TASK DETAILS.
Below are entries. Pull out all lines containing "quibus".

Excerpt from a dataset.
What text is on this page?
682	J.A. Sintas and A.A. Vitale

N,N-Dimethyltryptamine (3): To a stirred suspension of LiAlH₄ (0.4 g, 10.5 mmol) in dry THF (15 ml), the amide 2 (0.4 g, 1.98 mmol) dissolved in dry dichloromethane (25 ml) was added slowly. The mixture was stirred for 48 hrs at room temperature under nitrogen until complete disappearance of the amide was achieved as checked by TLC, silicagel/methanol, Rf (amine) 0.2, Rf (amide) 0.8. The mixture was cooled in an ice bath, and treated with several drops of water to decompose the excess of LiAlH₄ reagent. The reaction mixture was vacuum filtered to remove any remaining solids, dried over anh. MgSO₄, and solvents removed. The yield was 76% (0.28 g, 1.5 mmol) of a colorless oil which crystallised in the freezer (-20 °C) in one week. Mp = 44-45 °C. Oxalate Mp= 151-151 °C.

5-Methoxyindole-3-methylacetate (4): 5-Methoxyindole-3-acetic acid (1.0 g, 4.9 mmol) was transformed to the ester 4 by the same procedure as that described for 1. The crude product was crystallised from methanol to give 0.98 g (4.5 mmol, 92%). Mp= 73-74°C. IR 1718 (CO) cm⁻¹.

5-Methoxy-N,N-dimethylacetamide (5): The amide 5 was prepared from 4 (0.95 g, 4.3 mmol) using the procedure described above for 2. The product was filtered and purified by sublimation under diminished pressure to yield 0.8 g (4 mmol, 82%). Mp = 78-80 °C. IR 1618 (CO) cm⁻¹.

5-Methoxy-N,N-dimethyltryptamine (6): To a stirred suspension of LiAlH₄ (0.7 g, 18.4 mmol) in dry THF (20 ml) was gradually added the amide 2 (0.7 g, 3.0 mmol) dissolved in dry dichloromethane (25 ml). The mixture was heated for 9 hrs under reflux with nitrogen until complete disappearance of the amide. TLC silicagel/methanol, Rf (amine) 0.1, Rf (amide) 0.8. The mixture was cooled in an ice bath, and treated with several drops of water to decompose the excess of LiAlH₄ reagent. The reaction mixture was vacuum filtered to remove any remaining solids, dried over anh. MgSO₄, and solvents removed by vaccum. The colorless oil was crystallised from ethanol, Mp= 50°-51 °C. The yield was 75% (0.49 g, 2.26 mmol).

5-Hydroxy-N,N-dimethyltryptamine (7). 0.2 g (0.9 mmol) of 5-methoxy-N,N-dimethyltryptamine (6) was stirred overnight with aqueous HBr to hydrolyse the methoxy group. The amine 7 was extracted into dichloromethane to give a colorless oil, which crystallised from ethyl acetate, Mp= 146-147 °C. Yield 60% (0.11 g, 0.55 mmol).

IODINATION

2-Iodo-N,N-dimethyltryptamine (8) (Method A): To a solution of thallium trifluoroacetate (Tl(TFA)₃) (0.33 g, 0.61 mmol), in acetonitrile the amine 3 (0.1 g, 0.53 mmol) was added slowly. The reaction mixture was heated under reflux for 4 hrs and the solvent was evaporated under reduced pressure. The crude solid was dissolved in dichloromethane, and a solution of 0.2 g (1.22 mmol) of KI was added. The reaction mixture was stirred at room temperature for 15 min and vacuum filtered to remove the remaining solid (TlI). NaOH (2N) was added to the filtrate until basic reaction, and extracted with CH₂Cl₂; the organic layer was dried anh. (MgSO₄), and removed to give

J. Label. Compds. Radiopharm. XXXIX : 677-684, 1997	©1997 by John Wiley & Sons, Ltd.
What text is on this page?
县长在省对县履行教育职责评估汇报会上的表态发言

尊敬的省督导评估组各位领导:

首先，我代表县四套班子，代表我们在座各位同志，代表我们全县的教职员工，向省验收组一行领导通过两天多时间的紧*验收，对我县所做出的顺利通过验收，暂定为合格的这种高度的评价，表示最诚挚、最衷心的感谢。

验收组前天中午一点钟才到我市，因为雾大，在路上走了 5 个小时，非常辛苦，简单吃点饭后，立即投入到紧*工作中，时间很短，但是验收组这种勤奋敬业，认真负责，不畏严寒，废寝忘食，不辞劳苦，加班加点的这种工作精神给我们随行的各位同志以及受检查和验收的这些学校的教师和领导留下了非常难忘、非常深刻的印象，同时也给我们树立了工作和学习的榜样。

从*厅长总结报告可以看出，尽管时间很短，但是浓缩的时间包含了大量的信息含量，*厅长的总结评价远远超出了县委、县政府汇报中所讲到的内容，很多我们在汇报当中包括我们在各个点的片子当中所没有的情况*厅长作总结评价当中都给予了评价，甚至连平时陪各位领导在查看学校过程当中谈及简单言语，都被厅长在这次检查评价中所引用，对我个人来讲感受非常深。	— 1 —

==

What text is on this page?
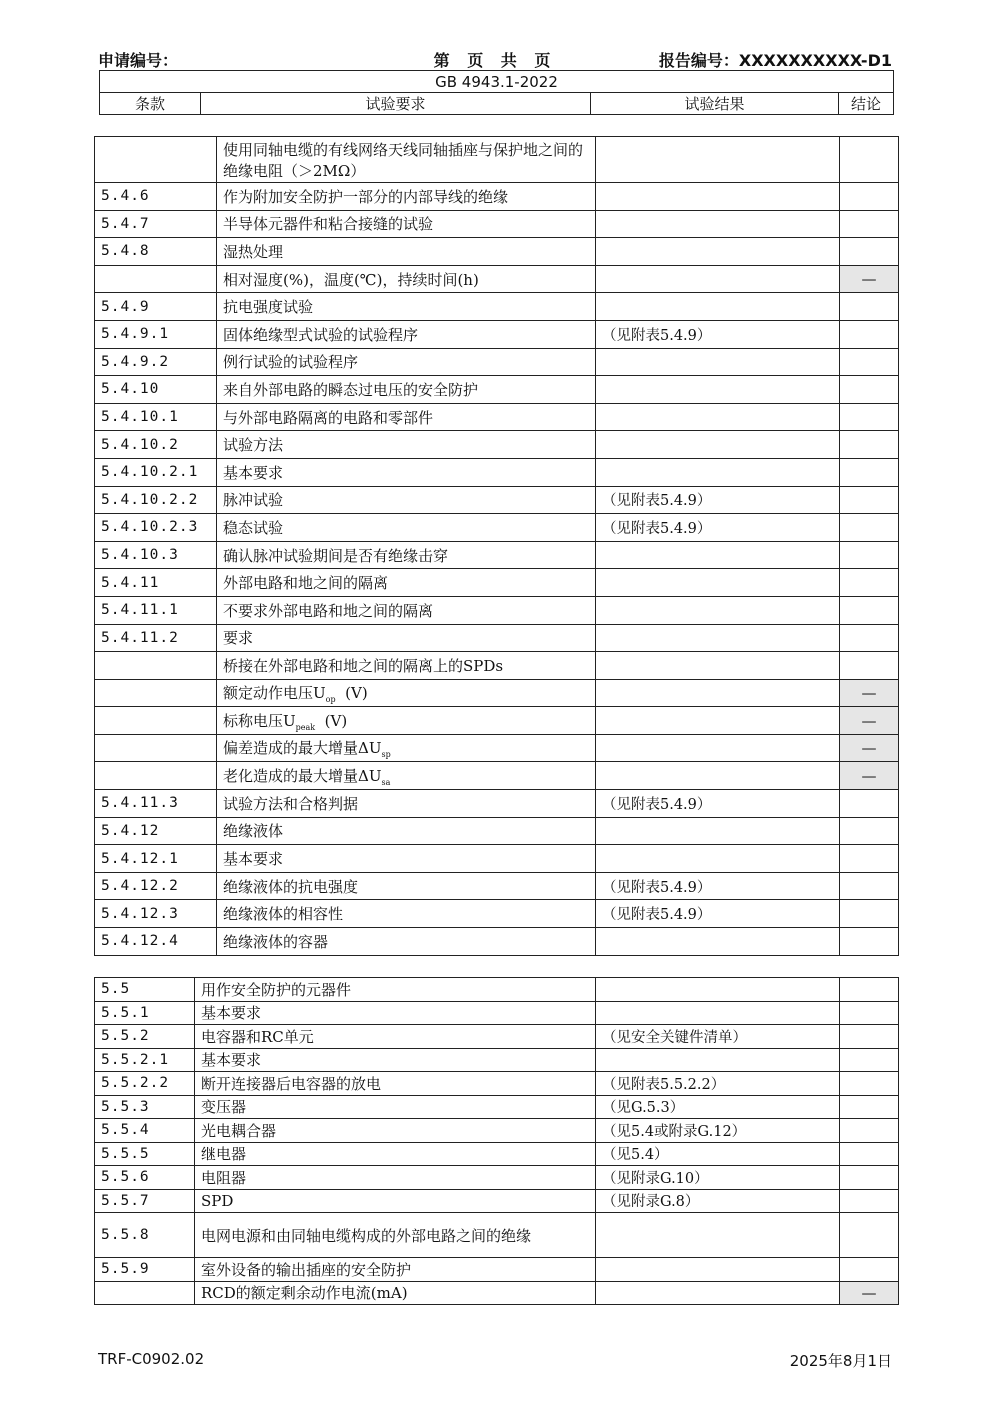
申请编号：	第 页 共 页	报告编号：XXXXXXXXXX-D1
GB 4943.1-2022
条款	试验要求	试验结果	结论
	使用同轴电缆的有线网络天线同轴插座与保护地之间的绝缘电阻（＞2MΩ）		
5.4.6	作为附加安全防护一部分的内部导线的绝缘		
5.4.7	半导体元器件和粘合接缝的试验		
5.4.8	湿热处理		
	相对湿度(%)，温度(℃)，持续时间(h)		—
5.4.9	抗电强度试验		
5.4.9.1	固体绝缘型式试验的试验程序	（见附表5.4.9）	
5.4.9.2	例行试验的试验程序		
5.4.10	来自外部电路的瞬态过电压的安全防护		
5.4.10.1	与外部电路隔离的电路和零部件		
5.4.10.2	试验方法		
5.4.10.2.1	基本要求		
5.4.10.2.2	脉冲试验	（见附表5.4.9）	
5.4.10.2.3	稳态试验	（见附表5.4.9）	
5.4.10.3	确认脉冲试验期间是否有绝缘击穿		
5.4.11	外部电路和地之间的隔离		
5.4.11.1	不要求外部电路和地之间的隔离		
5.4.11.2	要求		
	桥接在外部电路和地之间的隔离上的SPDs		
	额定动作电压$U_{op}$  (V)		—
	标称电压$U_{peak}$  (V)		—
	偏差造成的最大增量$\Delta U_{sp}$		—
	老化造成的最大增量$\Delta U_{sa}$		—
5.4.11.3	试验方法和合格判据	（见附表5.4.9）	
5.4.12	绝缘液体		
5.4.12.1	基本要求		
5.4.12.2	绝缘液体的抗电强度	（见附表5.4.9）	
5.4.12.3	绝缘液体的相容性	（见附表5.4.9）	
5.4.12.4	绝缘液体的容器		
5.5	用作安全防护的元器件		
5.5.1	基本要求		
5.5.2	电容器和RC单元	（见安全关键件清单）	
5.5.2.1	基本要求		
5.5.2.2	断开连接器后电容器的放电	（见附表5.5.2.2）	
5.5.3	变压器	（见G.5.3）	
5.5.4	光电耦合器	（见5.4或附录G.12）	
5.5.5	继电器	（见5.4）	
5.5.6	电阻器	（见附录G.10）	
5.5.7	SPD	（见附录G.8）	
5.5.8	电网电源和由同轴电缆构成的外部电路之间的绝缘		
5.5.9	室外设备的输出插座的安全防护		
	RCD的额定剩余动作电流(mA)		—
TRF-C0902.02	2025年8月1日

--

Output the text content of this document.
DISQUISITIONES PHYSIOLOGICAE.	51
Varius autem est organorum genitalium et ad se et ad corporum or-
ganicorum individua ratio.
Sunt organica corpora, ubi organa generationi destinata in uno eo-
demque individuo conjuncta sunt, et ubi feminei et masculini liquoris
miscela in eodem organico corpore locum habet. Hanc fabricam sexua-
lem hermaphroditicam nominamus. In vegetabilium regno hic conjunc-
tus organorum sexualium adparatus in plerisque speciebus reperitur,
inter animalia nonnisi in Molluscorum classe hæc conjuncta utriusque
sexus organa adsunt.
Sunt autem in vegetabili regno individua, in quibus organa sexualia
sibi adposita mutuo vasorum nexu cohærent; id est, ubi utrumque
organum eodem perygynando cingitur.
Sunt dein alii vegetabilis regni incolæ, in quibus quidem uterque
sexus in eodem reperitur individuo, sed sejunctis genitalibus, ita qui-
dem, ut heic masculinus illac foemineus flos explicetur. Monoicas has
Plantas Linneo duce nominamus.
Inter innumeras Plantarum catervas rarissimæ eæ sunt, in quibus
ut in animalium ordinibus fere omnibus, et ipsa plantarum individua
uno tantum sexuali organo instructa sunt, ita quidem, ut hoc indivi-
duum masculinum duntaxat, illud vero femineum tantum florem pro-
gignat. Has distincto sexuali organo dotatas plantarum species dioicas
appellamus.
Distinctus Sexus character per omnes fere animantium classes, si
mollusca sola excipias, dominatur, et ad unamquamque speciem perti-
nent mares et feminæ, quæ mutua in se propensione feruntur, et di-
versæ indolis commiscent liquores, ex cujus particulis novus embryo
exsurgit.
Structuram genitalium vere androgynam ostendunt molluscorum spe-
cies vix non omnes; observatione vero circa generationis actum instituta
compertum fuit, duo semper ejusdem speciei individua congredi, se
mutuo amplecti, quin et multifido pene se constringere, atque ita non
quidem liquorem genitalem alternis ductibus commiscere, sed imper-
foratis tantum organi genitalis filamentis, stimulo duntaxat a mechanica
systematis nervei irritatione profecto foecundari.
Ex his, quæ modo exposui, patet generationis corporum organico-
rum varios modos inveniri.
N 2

TASK OUTPUT.
Sunt autem in vegetabili regno individua, in quibus organa sexualia
Sunt dein alii vegetabilis regni incolæ, in quibus quidem uterque
Inter innumeras Plantarum catervas rarissimæ eæ sunt, in quibus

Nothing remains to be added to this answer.